### AIM OF THE EXERCISE
Go through the entries below and retype them exactly, omitting each picture.

----------------

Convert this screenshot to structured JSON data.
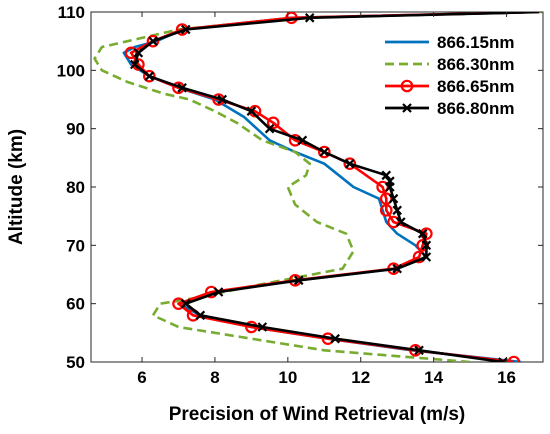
{
  "chart_data": {
    "type": "line",
    "xlabel": "Precision of Wind Retrieval (m/s)",
    "ylabel": "Altitude (km)",
    "xlim": [
      4.6,
      17
    ],
    "ylim": [
      50,
      110
    ],
    "xticks": [
      6,
      8,
      10,
      12,
      14,
      16
    ],
    "yticks": [
      50,
      60,
      70,
      80,
      90,
      100,
      110
    ],
    "grid": false,
    "legend_position": "top-right",
    "series": [
      {
        "name": "866.15nm",
        "color": "#0072BD",
        "style": "solid",
        "marker": "none",
        "x": [
          16.4,
          13.4,
          11.1,
          9.0,
          7.6,
          7.0,
          8.0,
          10.3,
          13.0,
          13.8,
          13.5,
          13.0,
          12.7,
          12.6,
          12.5,
          11.8,
          11.0,
          10.2,
          9.5,
          8.8,
          8.0,
          7.0,
          6.2,
          5.7,
          5.5,
          5.8,
          6.4,
          7.1,
          10.1,
          16.9
        ],
        "y": [
          50,
          52,
          54,
          56,
          58,
          60,
          62,
          64,
          66,
          68,
          70,
          72,
          74,
          76,
          78,
          80,
          84,
          86,
          88,
          92,
          95,
          97,
          99,
          101,
          103,
          104,
          105,
          107,
          109,
          110
        ]
      },
      {
        "name": "866.30nm",
        "color": "#77AC30",
        "style": "dashed",
        "marker": "none",
        "x": [
          15.0,
          11.0,
          9.0,
          7.0,
          6.3,
          6.5,
          7.5,
          9.0,
          11.5,
          11.8,
          11.6,
          10.8,
          10.2,
          10.0,
          10.5,
          10.6,
          10.2,
          9.3,
          8.6,
          8.0,
          7.3,
          6.6,
          5.6,
          4.9,
          4.7,
          4.9,
          5.6,
          7.0,
          10.2,
          17.0
        ],
        "y": [
          50,
          52,
          54,
          56,
          58,
          60,
          61,
          63,
          66,
          69,
          72,
          74,
          77,
          80,
          82,
          84,
          86,
          88,
          91,
          93,
          95,
          96,
          98,
          100,
          102,
          104,
          105,
          107,
          109,
          110
        ]
      },
      {
        "name": "866.65nm",
        "color": "#FF0000",
        "style": "solid",
        "marker": "circle",
        "x": [
          16.2,
          13.5,
          11.1,
          9.0,
          7.4,
          7.0,
          7.9,
          10.2,
          12.9,
          13.6,
          13.7,
          13.8,
          12.9,
          12.7,
          12.7,
          12.6,
          11.7,
          11.0,
          10.2,
          9.6,
          9.1,
          8.1,
          7.0,
          6.2,
          5.9,
          5.7,
          6.3,
          7.1,
          10.1,
          16.9
        ],
        "y": [
          50,
          52,
          54,
          56,
          58,
          60,
          62,
          64,
          66,
          68,
          70,
          72,
          74,
          76,
          78,
          80,
          84,
          86,
          88,
          91,
          93,
          95,
          97,
          99,
          101,
          103,
          105,
          107,
          109,
          110
        ]
      },
      {
        "name": "866.80nm",
        "color": "#000000",
        "style": "solid",
        "marker": "x",
        "x": [
          15.9,
          13.6,
          11.3,
          9.3,
          7.6,
          7.2,
          8.1,
          10.3,
          13.0,
          13.8,
          13.8,
          13.7,
          13.1,
          13.0,
          12.9,
          12.8,
          12.8,
          12.7,
          11.7,
          11.0,
          10.4,
          9.5,
          9.0,
          8.2,
          7.1,
          6.2,
          5.8,
          5.9,
          6.3,
          7.2,
          10.6,
          16.9
        ],
        "y": [
          50,
          52,
          54,
          56,
          58,
          60,
          62,
          64,
          66,
          68,
          70,
          72,
          74,
          76,
          78,
          80,
          81,
          82,
          84,
          86,
          88,
          90,
          93,
          95,
          97,
          99,
          101,
          103,
          105,
          107,
          109,
          110
        ]
      }
    ]
  }
}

----------------

### IN RESPONSE
Convert this screenshot to structured JSON data.
{
  "chart_data": {
    "type": "line",
    "xlabel": "Precision of Wind Retrieval (m/s)",
    "ylabel": "Altitude (km)",
    "xlim": [
      4.6,
      17
    ],
    "ylim": [
      50,
      110
    ],
    "xticks": [
      6,
      8,
      10,
      12,
      14,
      16
    ],
    "yticks": [
      50,
      60,
      70,
      80,
      90,
      100,
      110
    ],
    "grid": false,
    "legend_position": "top-right",
    "series": [
      {
        "name": "866.15nm",
        "color": "#0072BD",
        "style": "solid",
        "marker": "none",
        "x": [
          16.4,
          13.4,
          11.1,
          9.0,
          7.6,
          7.0,
          8.0,
          10.3,
          13.0,
          13.8,
          13.5,
          13.0,
          12.7,
          12.6,
          12.5,
          11.8,
          11.0,
          10.2,
          9.5,
          8.8,
          8.0,
          7.0,
          6.2,
          5.7,
          5.5,
          5.8,
          6.4,
          7.1,
          10.1,
          16.9
        ],
        "y": [
          50,
          52,
          54,
          56,
          58,
          60,
          62,
          64,
          66,
          68,
          70,
          72,
          74,
          76,
          78,
          80,
          84,
          86,
          88,
          92,
          95,
          97,
          99,
          101,
          103,
          104,
          105,
          107,
          109,
          110
        ]
      },
      {
        "name": "866.30nm",
        "color": "#77AC30",
        "style": "dashed",
        "marker": "none",
        "x": [
          15.0,
          11.0,
          9.0,
          7.0,
          6.3,
          6.5,
          7.5,
          9.0,
          11.5,
          11.8,
          11.6,
          10.8,
          10.2,
          10.0,
          10.5,
          10.6,
          10.2,
          9.3,
          8.6,
          8.0,
          7.3,
          6.6,
          5.6,
          4.9,
          4.7,
          4.9,
          5.6,
          7.0,
          10.2,
          17.0
        ],
        "y": [
          50,
          52,
          54,
          56,
          58,
          60,
          61,
          63,
          66,
          69,
          72,
          74,
          77,
          80,
          82,
          84,
          86,
          88,
          91,
          93,
          95,
          96,
          98,
          100,
          102,
          104,
          105,
          107,
          109,
          110
        ]
      },
      {
        "name": "866.65nm",
        "color": "#FF0000",
        "style": "solid",
        "marker": "circle",
        "x": [
          16.2,
          13.5,
          11.1,
          9.0,
          7.4,
          7.0,
          7.9,
          10.2,
          12.9,
          13.6,
          13.7,
          13.8,
          12.9,
          12.7,
          12.7,
          12.6,
          11.7,
          11.0,
          10.2,
          9.6,
          9.1,
          8.1,
          7.0,
          6.2,
          5.9,
          5.7,
          6.3,
          7.1,
          10.1,
          16.9
        ],
        "y": [
          50,
          52,
          54,
          56,
          58,
          60,
          62,
          64,
          66,
          68,
          70,
          72,
          74,
          76,
          78,
          80,
          84,
          86,
          88,
          91,
          93,
          95,
          97,
          99,
          101,
          103,
          105,
          107,
          109,
          110
        ]
      },
      {
        "name": "866.80nm",
        "color": "#000000",
        "style": "solid",
        "marker": "x",
        "x": [
          15.9,
          13.6,
          11.3,
          9.3,
          7.6,
          7.2,
          8.1,
          10.3,
          13.0,
          13.8,
          13.8,
          13.7,
          13.1,
          13.0,
          12.9,
          12.8,
          12.8,
          12.7,
          11.7,
          11.0,
          10.4,
          9.5,
          9.0,
          8.2,
          7.1,
          6.2,
          5.8,
          5.9,
          6.3,
          7.2,
          10.6,
          16.9
        ],
        "y": [
          50,
          52,
          54,
          56,
          58,
          60,
          62,
          64,
          66,
          68,
          70,
          72,
          74,
          76,
          78,
          80,
          81,
          82,
          84,
          86,
          88,
          90,
          93,
          95,
          97,
          99,
          101,
          103,
          105,
          107,
          109,
          110
        ]
      }
    ]
  }
}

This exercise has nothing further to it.